- [What you need to do]:
Copy the lines holding the word "grid", all of them.

(Excerpt from a dataset)
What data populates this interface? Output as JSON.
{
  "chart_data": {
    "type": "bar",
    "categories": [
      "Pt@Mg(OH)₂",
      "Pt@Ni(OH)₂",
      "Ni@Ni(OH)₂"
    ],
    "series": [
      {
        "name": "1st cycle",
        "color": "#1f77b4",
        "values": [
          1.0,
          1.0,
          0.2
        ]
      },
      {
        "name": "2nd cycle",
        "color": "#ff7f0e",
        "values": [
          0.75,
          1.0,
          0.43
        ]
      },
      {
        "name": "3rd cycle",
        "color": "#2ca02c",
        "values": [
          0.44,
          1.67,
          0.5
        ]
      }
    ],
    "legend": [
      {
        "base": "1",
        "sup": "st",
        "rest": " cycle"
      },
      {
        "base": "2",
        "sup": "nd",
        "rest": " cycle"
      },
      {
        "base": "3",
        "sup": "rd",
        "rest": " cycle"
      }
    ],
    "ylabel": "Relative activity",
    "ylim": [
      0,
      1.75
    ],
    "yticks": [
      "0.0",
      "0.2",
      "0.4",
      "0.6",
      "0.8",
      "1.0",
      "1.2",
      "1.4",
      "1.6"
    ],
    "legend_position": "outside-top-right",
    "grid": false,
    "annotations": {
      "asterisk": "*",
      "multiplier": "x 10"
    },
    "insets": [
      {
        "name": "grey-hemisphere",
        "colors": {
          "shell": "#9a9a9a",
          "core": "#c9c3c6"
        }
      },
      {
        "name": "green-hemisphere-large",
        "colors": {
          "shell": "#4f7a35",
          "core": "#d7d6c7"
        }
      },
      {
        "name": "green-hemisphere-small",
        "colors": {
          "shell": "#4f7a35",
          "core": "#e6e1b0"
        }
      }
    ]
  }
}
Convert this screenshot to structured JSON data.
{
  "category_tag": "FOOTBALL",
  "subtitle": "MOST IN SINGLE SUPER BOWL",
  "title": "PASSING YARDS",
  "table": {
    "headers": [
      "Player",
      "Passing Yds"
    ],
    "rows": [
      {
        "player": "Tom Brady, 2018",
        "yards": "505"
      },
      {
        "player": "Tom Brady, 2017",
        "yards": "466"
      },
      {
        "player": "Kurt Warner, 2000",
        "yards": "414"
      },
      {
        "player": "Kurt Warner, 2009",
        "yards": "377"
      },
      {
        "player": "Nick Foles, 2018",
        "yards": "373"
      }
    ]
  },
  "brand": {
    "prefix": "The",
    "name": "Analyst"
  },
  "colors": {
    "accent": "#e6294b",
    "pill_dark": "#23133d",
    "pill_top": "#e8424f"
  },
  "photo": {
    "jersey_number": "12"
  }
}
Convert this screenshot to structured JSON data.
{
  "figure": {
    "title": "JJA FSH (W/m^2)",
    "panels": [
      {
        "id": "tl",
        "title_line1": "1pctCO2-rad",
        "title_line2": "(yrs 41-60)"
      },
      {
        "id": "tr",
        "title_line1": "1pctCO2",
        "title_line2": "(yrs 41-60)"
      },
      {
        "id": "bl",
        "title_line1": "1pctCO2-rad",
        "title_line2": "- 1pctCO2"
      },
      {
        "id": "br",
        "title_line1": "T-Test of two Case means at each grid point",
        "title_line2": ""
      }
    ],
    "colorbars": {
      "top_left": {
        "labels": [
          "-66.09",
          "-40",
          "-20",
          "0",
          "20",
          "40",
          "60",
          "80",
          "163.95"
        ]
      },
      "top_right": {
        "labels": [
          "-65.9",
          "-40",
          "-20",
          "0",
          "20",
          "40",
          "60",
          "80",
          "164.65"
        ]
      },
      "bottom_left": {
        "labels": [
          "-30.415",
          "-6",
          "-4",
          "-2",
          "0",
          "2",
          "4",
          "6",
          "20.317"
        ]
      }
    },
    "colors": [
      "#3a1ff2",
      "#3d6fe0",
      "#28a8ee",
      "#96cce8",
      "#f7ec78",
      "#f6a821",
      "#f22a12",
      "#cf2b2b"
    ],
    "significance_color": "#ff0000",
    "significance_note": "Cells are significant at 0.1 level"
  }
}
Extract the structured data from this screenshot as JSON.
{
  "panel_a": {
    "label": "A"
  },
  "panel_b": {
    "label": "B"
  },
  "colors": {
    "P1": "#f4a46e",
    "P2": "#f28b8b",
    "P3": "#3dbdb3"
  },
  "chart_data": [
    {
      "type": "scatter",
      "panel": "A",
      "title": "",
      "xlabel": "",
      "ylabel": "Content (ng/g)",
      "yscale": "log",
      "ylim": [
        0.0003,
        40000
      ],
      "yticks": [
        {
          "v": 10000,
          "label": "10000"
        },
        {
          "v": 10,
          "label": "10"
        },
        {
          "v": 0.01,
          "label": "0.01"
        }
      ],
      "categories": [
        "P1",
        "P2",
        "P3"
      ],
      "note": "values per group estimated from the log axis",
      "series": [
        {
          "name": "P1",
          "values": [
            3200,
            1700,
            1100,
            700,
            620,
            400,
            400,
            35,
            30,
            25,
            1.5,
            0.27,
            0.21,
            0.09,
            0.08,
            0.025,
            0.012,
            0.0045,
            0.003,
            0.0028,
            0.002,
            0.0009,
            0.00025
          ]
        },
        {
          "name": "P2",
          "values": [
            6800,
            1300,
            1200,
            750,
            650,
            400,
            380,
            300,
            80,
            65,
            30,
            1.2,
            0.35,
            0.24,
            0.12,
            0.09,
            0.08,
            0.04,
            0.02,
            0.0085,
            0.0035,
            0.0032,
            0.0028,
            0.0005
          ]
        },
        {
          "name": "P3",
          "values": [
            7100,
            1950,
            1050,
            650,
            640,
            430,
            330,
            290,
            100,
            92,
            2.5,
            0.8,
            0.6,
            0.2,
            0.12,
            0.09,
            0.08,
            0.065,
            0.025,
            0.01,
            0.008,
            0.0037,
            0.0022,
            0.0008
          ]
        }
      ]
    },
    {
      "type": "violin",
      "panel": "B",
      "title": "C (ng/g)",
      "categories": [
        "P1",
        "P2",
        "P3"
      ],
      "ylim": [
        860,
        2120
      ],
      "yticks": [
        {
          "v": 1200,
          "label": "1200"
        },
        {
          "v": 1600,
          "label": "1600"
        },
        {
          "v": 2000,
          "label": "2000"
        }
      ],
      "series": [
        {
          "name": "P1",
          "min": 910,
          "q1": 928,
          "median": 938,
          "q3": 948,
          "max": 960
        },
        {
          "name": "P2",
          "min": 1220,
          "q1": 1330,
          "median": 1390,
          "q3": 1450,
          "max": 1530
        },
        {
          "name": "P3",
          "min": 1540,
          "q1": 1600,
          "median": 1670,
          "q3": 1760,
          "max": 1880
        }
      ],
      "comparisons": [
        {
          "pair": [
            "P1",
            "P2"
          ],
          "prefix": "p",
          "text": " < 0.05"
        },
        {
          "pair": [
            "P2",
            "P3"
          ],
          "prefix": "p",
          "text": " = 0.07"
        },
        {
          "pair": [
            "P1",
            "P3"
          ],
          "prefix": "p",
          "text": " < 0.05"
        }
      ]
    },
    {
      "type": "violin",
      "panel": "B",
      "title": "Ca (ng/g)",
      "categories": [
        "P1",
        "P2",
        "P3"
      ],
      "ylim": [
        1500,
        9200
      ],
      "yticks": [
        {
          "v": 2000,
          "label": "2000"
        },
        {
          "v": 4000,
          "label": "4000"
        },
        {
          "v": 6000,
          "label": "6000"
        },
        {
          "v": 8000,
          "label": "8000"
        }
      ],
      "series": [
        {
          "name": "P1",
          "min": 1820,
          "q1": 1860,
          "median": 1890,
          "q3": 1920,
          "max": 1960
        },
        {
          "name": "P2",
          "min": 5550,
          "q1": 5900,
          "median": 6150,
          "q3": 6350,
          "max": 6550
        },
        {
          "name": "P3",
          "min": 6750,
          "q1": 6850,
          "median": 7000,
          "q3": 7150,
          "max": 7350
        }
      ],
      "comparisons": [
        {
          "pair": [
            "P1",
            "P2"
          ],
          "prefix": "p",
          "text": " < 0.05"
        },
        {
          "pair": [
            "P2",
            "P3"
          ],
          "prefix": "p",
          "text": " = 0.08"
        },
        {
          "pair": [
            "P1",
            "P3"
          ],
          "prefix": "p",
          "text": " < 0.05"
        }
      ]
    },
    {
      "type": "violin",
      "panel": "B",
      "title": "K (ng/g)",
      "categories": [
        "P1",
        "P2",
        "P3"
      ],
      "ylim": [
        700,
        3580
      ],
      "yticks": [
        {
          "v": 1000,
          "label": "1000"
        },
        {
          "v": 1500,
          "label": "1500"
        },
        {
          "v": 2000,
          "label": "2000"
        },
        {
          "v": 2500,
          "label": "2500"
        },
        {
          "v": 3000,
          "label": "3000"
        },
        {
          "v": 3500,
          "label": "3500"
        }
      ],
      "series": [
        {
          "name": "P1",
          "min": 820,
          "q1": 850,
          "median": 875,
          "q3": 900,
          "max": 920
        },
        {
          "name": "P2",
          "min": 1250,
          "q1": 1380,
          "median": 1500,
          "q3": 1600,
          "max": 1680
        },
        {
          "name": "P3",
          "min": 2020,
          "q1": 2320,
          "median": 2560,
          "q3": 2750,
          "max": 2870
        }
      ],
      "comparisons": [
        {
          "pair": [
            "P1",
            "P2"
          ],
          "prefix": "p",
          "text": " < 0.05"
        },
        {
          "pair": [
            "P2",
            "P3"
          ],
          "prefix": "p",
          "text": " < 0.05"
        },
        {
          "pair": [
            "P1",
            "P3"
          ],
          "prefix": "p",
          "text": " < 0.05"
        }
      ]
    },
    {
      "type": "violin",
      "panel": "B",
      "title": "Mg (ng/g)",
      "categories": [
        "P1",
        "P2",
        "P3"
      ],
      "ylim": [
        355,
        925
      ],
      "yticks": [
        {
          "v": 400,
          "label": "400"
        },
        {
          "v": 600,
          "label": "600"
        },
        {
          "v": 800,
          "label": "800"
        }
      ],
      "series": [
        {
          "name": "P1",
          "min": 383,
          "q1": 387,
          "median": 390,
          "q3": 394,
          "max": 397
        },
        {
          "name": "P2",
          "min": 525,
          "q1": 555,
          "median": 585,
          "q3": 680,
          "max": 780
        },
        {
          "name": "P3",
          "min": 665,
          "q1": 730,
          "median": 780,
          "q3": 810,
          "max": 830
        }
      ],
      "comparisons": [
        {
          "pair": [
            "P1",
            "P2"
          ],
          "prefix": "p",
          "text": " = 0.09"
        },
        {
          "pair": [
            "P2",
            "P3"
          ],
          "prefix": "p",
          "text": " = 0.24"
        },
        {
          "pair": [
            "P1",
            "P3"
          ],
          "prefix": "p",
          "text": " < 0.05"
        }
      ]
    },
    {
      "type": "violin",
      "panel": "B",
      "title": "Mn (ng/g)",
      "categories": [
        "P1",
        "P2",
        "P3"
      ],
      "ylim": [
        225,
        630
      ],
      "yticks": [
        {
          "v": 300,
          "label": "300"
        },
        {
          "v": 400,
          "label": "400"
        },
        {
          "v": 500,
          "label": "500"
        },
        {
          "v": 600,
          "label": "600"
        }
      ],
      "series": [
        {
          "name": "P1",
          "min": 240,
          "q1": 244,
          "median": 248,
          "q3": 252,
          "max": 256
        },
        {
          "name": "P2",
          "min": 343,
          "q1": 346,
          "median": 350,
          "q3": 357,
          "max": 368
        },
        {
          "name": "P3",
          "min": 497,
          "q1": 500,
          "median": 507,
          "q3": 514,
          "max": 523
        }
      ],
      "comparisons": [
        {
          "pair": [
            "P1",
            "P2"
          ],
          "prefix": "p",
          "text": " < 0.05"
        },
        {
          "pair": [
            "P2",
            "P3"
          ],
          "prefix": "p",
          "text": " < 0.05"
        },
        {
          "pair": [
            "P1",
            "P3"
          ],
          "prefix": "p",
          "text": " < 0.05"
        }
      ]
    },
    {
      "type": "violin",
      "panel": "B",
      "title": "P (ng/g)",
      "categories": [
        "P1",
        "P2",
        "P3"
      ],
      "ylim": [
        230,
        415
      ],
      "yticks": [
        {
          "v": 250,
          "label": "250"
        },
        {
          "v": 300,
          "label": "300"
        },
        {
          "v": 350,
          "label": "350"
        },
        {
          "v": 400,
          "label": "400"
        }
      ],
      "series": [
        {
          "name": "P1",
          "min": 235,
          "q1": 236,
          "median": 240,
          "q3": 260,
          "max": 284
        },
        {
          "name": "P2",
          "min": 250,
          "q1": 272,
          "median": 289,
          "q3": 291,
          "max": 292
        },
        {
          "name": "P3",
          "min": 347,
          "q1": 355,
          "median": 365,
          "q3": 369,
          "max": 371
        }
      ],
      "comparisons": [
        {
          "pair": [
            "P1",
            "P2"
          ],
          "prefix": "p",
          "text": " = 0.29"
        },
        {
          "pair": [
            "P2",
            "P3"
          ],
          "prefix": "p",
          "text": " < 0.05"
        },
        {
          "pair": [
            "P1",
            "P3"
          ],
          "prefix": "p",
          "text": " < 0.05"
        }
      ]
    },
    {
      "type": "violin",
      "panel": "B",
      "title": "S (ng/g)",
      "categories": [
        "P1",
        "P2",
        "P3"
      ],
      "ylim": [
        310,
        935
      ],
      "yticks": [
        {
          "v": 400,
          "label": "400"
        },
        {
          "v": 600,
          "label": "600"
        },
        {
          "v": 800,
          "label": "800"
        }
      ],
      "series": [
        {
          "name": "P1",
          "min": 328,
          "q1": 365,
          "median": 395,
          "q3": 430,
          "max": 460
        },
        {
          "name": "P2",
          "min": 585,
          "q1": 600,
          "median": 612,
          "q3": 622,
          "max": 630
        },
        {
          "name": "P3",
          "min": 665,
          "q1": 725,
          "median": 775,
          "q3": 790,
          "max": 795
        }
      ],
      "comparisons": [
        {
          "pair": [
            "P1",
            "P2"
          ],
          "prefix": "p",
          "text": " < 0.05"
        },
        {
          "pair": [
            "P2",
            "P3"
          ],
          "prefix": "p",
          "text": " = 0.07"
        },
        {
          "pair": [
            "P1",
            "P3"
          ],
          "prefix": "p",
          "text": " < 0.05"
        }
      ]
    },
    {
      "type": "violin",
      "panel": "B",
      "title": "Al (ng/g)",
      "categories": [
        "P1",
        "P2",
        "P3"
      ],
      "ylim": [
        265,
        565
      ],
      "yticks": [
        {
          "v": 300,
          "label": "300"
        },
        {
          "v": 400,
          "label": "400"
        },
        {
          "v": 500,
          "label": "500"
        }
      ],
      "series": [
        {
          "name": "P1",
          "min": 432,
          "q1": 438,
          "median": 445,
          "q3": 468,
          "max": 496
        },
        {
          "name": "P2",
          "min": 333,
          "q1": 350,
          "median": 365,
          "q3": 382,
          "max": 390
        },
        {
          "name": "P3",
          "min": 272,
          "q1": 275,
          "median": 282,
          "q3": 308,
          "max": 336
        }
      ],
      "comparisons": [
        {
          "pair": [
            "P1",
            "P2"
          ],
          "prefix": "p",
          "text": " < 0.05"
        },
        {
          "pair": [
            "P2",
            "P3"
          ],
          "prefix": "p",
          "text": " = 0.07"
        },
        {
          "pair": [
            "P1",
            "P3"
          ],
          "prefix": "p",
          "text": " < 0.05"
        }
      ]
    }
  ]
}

- [Completed task]:
    "grid": false,
        "title_line1": "T-Test of two Case means at each grid point",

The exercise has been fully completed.